/---
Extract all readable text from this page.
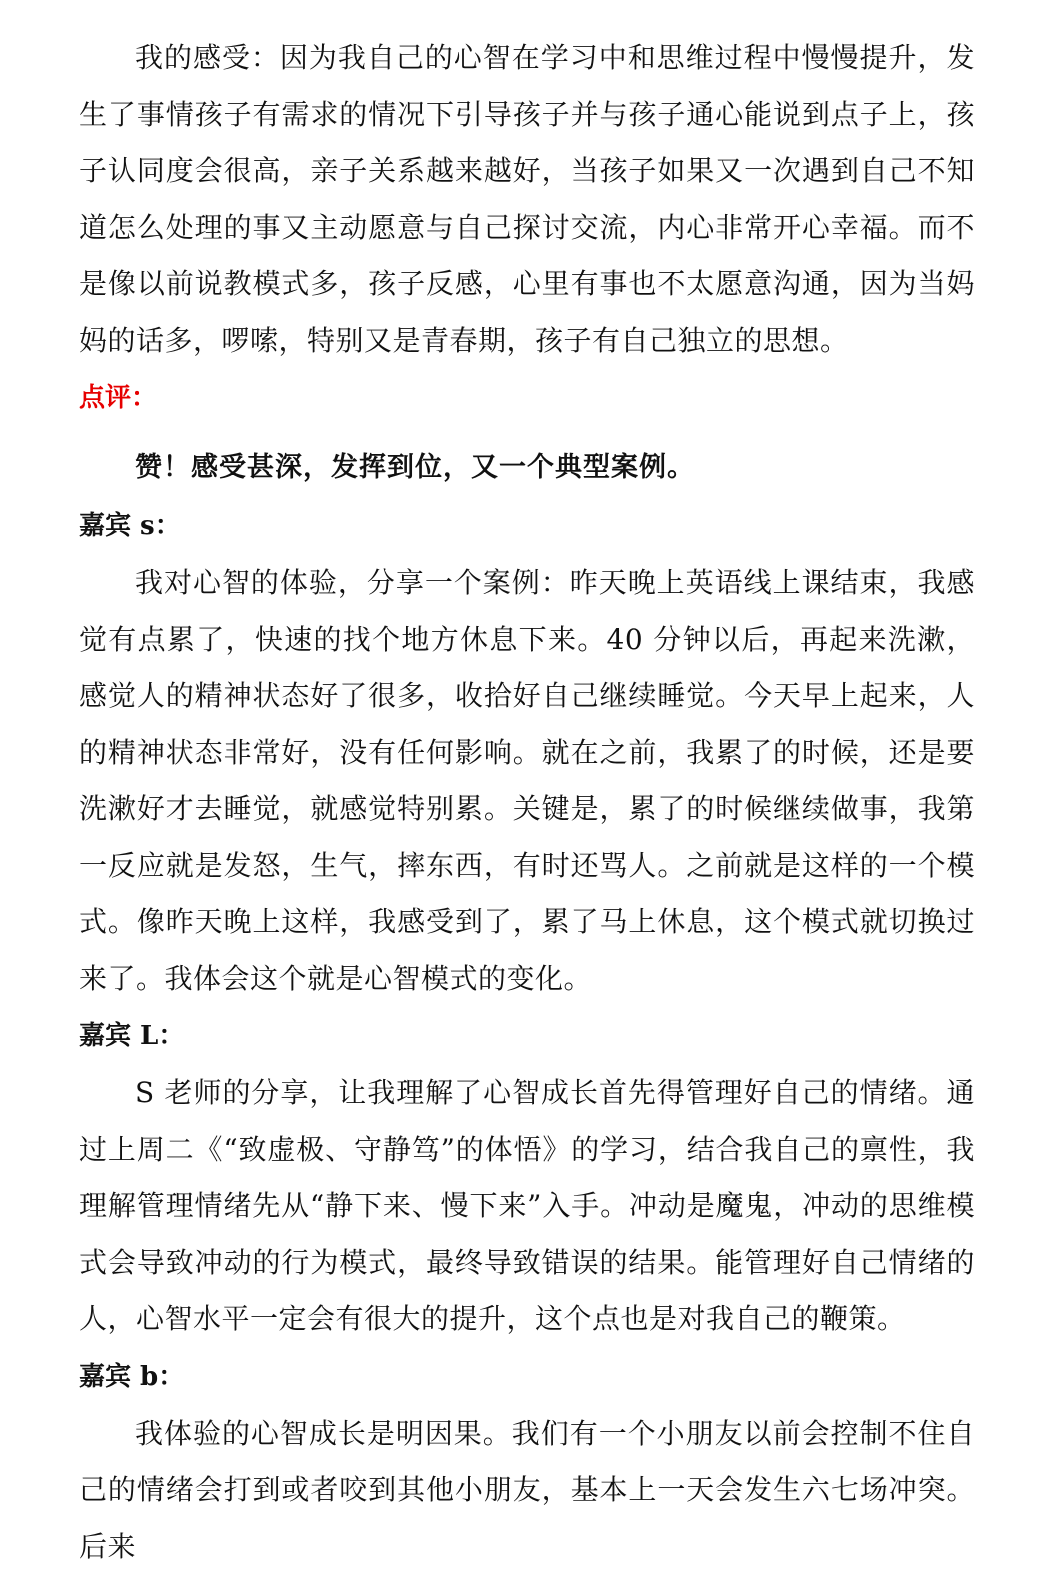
我的感受：因为我自己的心智在学习中和思维过程中慢慢提升，发生了事情孩子有需求的情况下引导孩子并与孩子通心能说到点子上，孩子认同度会很高，亲子关系越来越好，当孩子如果又一次遇到自己不知道怎么处理的事又主动愿意与自己探讨交流，内心非常开心幸福。而不是像以前说教模式多，孩子反感，心里有事也不太愿意沟通，因为当妈妈的话多，啰嗦，特别又是青春期，孩子有自己独立的思想。

点评：

赞！感受甚深，发挥到位，又一个典型案例。

嘉宾 s：

我对心智的体验，分享一个案例：昨天晚上英语线上课结束，我感觉有点累了，快速的找个地方休息下来。40 分钟以后，再起来洗漱，感觉人的精神状态好了很多，收拾好自己继续睡觉。今天早上起来，人的精神状态非常好，没有任何影响。就在之前，我累了的时候，还是要洗漱好才去睡觉，就感觉特别累。关键是，累了的时候继续做事，我第一反应就是发怒，生气，摔东西，有时还骂人。之前就是这样的一个模式。像昨天晚上这样，我感受到了，累了马上休息，这个模式就切换过来了。我体会这个就是心智模式的变化。

嘉宾 L：

S 老师的分享，让我理解了心智成长首先得管理好自己的情绪。通过上周二《“致虚极、守静笃”的体悟》的学习，结合我自己的禀性，我理解管理情绪先从“静下来、慢下来”入手。冲动是魔鬼，冲动的思维模式会导致冲动的行为模式，最终导致错误的结果。能管理好自己情绪的人，心智水平一定会有很大的提升，这个点也是对我自己的鞭策。

嘉宾 b：

我体验的心智成长是明因果。我们有一个小朋友以前会控制不住自己的情绪会打到或者咬到其他小朋友，基本上一天会发生六七场冲突。后来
\---
» GOAL
Nothing but the pictures may be dropped; output the records above exactly.

» FULL OUTPUT
Extract all readable text from this page.
我的感受：因为我自己的心智在学习中和思维过程中慢慢提升，发生了事情孩子有需求的情况下引导孩子并与孩子通心能说到点子上，孩子认同度会很高，亲子关系越来越好，当孩子如果又一次遇到自己不知道怎么处理的事又主动愿意与自己探讨交流，内心非常开心幸福。而不是像以前说教模式多，孩子反感，心里有事也不太愿意沟通，因为当妈妈的话多，啰嗦，特别又是青春期，孩子有自己独立的思想。

点评：

赞！感受甚深，发挥到位，又一个典型案例。

嘉宾 s：

我对心智的体验，分享一个案例：昨天晚上英语线上课结束，我感觉有点累了，快速的找个地方休息下来。40 分钟以后，再起来洗漱，感觉人的精神状态好了很多，收拾好自己继续睡觉。今天早上起来，人的精神状态非常好，没有任何影响。就在之前，我累了的时候，还是要洗漱好才去睡觉，就感觉特别累。关键是，累了的时候继续做事，我第一反应就是发怒，生气，摔东西，有时还骂人。之前就是这样的一个模式。像昨天晚上这样，我感受到了，累了马上休息，这个模式就切换过来了。我体会这个就是心智模式的变化。

嘉宾 L：

S 老师的分享，让我理解了心智成长首先得管理好自己的情绪。通过上周二《“致虚极、守静笃”的体悟》的学习，结合我自己的禀性，我理解管理情绪先从“静下来、慢下来”入手。冲动是魔鬼，冲动的思维模式会导致冲动的行为模式，最终导致错误的结果。能管理好自己情绪的人，心智水平一定会有很大的提升，这个点也是对我自己的鞭策。

嘉宾 b：

我体验的心智成长是明因果。我们有一个小朋友以前会控制不住自己的情绪会打到或者咬到其他小朋友，基本上一天会发生六七场冲突。后来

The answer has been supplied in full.